### Problem to solve
Return every record verbatim.

Saved data entries
========================================

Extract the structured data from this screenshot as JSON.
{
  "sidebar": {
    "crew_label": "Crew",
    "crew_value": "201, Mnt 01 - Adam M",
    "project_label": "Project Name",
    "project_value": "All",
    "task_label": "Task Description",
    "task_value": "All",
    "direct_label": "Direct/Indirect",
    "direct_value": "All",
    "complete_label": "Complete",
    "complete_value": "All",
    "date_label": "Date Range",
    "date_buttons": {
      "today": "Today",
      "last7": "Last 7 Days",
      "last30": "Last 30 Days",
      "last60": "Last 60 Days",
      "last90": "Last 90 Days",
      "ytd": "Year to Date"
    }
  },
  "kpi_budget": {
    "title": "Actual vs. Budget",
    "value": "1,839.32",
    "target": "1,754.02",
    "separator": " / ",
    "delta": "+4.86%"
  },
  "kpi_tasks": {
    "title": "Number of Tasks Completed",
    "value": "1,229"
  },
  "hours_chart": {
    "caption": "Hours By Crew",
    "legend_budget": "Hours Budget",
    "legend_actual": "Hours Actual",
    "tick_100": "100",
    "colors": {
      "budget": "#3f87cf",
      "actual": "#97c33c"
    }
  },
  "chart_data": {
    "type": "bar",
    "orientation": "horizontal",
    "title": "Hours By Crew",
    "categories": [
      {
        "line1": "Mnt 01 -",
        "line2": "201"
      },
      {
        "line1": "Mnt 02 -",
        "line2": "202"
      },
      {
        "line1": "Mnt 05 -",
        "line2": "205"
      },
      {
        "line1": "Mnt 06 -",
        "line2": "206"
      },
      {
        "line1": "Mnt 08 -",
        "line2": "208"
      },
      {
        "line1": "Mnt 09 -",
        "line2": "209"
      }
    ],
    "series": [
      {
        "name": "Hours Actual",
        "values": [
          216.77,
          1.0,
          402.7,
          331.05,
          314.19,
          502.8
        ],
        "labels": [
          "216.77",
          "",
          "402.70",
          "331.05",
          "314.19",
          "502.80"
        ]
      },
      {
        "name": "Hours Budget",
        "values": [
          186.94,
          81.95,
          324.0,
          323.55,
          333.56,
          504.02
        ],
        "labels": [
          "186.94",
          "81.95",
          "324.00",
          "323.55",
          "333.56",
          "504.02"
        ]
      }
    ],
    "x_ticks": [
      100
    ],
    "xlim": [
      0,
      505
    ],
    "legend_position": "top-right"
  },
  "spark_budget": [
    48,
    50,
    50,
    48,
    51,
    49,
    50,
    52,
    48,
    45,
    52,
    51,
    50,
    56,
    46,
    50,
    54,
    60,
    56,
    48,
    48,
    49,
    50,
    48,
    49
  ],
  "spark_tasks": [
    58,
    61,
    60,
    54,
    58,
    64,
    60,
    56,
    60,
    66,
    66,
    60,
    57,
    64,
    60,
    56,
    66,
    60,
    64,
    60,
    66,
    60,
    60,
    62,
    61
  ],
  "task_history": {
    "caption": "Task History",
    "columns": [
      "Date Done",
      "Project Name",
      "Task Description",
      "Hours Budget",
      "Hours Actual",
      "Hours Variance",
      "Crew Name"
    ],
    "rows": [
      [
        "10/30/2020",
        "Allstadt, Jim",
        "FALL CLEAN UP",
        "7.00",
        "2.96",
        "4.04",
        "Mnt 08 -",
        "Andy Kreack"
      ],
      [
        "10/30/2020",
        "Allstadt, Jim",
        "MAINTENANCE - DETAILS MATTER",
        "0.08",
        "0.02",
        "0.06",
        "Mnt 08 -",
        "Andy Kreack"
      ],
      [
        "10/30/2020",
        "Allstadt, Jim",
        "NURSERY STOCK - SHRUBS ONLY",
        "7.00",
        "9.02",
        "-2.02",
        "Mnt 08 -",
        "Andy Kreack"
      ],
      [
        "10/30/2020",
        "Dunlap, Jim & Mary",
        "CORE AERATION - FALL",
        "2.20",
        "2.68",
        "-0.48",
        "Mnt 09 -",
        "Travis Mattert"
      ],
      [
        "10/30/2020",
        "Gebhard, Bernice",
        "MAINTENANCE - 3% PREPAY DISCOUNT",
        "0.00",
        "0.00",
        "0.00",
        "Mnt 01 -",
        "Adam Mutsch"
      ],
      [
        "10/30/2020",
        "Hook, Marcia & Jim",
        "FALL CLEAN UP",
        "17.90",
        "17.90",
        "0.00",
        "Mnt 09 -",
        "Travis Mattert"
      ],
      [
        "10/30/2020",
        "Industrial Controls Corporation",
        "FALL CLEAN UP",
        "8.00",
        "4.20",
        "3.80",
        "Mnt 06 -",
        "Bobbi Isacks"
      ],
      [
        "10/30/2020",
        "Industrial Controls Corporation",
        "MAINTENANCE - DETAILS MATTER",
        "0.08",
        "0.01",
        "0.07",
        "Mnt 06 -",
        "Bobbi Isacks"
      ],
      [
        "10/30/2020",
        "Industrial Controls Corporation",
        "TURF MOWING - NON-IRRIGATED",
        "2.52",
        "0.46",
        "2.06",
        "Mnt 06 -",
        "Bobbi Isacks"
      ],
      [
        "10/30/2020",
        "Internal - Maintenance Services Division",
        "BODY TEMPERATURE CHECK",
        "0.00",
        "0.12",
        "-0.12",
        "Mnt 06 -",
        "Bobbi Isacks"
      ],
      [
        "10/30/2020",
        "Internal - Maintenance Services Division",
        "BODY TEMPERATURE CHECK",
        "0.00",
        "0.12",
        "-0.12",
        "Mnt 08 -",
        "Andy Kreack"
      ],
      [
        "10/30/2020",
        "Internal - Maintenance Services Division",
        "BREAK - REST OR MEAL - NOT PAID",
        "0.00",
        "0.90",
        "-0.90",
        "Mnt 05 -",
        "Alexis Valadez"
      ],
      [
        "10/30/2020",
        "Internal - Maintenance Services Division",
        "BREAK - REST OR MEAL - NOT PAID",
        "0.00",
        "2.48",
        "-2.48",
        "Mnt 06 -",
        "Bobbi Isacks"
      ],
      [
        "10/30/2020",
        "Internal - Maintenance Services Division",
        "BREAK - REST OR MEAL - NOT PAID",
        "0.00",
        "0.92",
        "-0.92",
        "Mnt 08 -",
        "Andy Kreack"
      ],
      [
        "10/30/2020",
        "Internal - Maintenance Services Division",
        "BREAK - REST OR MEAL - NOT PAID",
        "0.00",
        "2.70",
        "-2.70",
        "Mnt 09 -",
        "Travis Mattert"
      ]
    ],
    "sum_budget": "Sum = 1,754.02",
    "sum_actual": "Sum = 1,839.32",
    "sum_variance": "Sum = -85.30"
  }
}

========================================

### Solution to the exercise
Extract the structured data from this screenshot as JSON.
{
  "sidebar": {
    "crew_label": "Crew",
    "crew_value": "201, Mnt 01 - Adam M",
    "project_label": "Project Name",
    "project_value": "All",
    "task_label": "Task Description",
    "task_value": "All",
    "direct_label": "Direct/Indirect",
    "direct_value": "All",
    "complete_label": "Complete",
    "complete_value": "All",
    "date_label": "Date Range",
    "date_buttons": {
      "today": "Today",
      "last7": "Last 7 Days",
      "last30": "Last 30 Days",
      "last60": "Last 60 Days",
      "last90": "Last 90 Days",
      "ytd": "Year to Date"
    }
  },
  "kpi_budget": {
    "title": "Actual vs. Budget",
    "value": "1,839.32",
    "target": "1,754.02",
    "separator": " / ",
    "delta": "+4.86%"
  },
  "kpi_tasks": {
    "title": "Number of Tasks Completed",
    "value": "1,229"
  },
  "hours_chart": {
    "caption": "Hours By Crew",
    "legend_budget": "Hours Budget",
    "legend_actual": "Hours Actual",
    "tick_100": "100",
    "colors": {
      "budget": "#3f87cf",
      "actual": "#97c33c"
    }
  },
  "chart_data": {
    "type": "bar",
    "orientation": "horizontal",
    "title": "Hours By Crew",
    "categories": [
      {
        "line1": "Mnt 01 -",
        "line2": "201"
      },
      {
        "line1": "Mnt 02 -",
        "line2": "202"
      },
      {
        "line1": "Mnt 05 -",
        "line2": "205"
      },
      {
        "line1": "Mnt 06 -",
        "line2": "206"
      },
      {
        "line1": "Mnt 08 -",
        "line2": "208"
      },
      {
        "line1": "Mnt 09 -",
        "line2": "209"
      }
    ],
    "series": [
      {
        "name": "Hours Actual",
        "values": [
          216.77,
          1.0,
          402.7,
          331.05,
          314.19,
          502.8
        ],
        "labels": [
          "216.77",
          "",
          "402.70",
          "331.05",
          "314.19",
          "502.80"
        ]
      },
      {
        "name": "Hours Budget",
        "values": [
          186.94,
          81.95,
          324.0,
          323.55,
          333.56,
          504.02
        ],
        "labels": [
          "186.94",
          "81.95",
          "324.00",
          "323.55",
          "333.56",
          "504.02"
        ]
      }
    ],
    "x_ticks": [
      100
    ],
    "xlim": [
      0,
      505
    ],
    "legend_position": "top-right"
  },
  "spark_budget": [
    48,
    50,
    50,
    48,
    51,
    49,
    50,
    52,
    48,
    45,
    52,
    51,
    50,
    56,
    46,
    50,
    54,
    60,
    56,
    48,
    48,
    49,
    50,
    48,
    49
  ],
  "spark_tasks": [
    58,
    61,
    60,
    54,
    58,
    64,
    60,
    56,
    60,
    66,
    66,
    60,
    57,
    64,
    60,
    56,
    66,
    60,
    64,
    60,
    66,
    60,
    60,
    62,
    61
  ],
  "task_history": {
    "caption": "Task History",
    "columns": [
      "Date Done",
      "Project Name",
      "Task Description",
      "Hours Budget",
      "Hours Actual",
      "Hours Variance",
      "Crew Name"
    ],
    "rows": [
      [
        "10/30/2020",
        "Allstadt, Jim",
        "FALL CLEAN UP",
        "7.00",
        "2.96",
        "4.04",
        "Mnt 08 -",
        "Andy Kreack"
      ],
      [
        "10/30/2020",
        "Allstadt, Jim",
        "MAINTENANCE - DETAILS MATTER",
        "0.08",
        "0.02",
        "0.06",
        "Mnt 08 -",
        "Andy Kreack"
      ],
      [
        "10/30/2020",
        "Allstadt, Jim",
        "NURSERY STOCK - SHRUBS ONLY",
        "7.00",
        "9.02",
        "-2.02",
        "Mnt 08 -",
        "Andy Kreack"
      ],
      [
        "10/30/2020",
        "Dunlap, Jim & Mary",
        "CORE AERATION - FALL",
        "2.20",
        "2.68",
        "-0.48",
        "Mnt 09 -",
        "Travis Mattert"
      ],
      [
        "10/30/2020",
        "Gebhard, Bernice",
        "MAINTENANCE - 3% PREPAY DISCOUNT",
        "0.00",
        "0.00",
        "0.00",
        "Mnt 01 -",
        "Adam Mutsch"
      ],
      [
        "10/30/2020",
        "Hook, Marcia & Jim",
        "FALL CLEAN UP",
        "17.90",
        "17.90",
        "0.00",
        "Mnt 09 -",
        "Travis Mattert"
      ],
      [
        "10/30/2020",
        "Industrial Controls Corporation",
        "FALL CLEAN UP",
        "8.00",
        "4.20",
        "3.80",
        "Mnt 06 -",
        "Bobbi Isacks"
      ],
      [
        "10/30/2020",
        "Industrial Controls Corporation",
        "MAINTENANCE - DETAILS MATTER",
        "0.08",
        "0.01",
        "0.07",
        "Mnt 06 -",
        "Bobbi Isacks"
      ],
      [
        "10/30/2020",
        "Industrial Controls Corporation",
        "TURF MOWING - NON-IRRIGATED",
        "2.52",
        "0.46",
        "2.06",
        "Mnt 06 -",
        "Bobbi Isacks"
      ],
      [
        "10/30/2020",
        "Internal - Maintenance Services Division",
        "BODY TEMPERATURE CHECK",
        "0.00",
        "0.12",
        "-0.12",
        "Mnt 06 -",
        "Bobbi Isacks"
      ],
      [
        "10/30/2020",
        "Internal - Maintenance Services Division",
        "BODY TEMPERATURE CHECK",
        "0.00",
        "0.12",
        "-0.12",
        "Mnt 08 -",
        "Andy Kreack"
      ],
      [
        "10/30/2020",
        "Internal - Maintenance Services Division",
        "BREAK - REST OR MEAL - NOT PAID",
        "0.00",
        "0.90",
        "-0.90",
        "Mnt 05 -",
        "Alexis Valadez"
      ],
      [
        "10/30/2020",
        "Internal - Maintenance Services Division",
        "BREAK - REST OR MEAL - NOT PAID",
        "0.00",
        "2.48",
        "-2.48",
        "Mnt 06 -",
        "Bobbi Isacks"
      ],
      [
        "10/30/2020",
        "Internal - Maintenance Services Division",
        "BREAK - REST OR MEAL - NOT PAID",
        "0.00",
        "0.92",
        "-0.92",
        "Mnt 08 -",
        "Andy Kreack"
      ],
      [
        "10/30/2020",
        "Internal - Maintenance Services Division",
        "BREAK - REST OR MEAL - NOT PAID",
        "0.00",
        "2.70",
        "-2.70",
        "Mnt 09 -",
        "Travis Mattert"
      ]
    ],
    "sum_budget": "Sum = 1,754.02",
    "sum_actual": "Sum = 1,839.32",
    "sum_variance": "Sum = -85.30"
  }
}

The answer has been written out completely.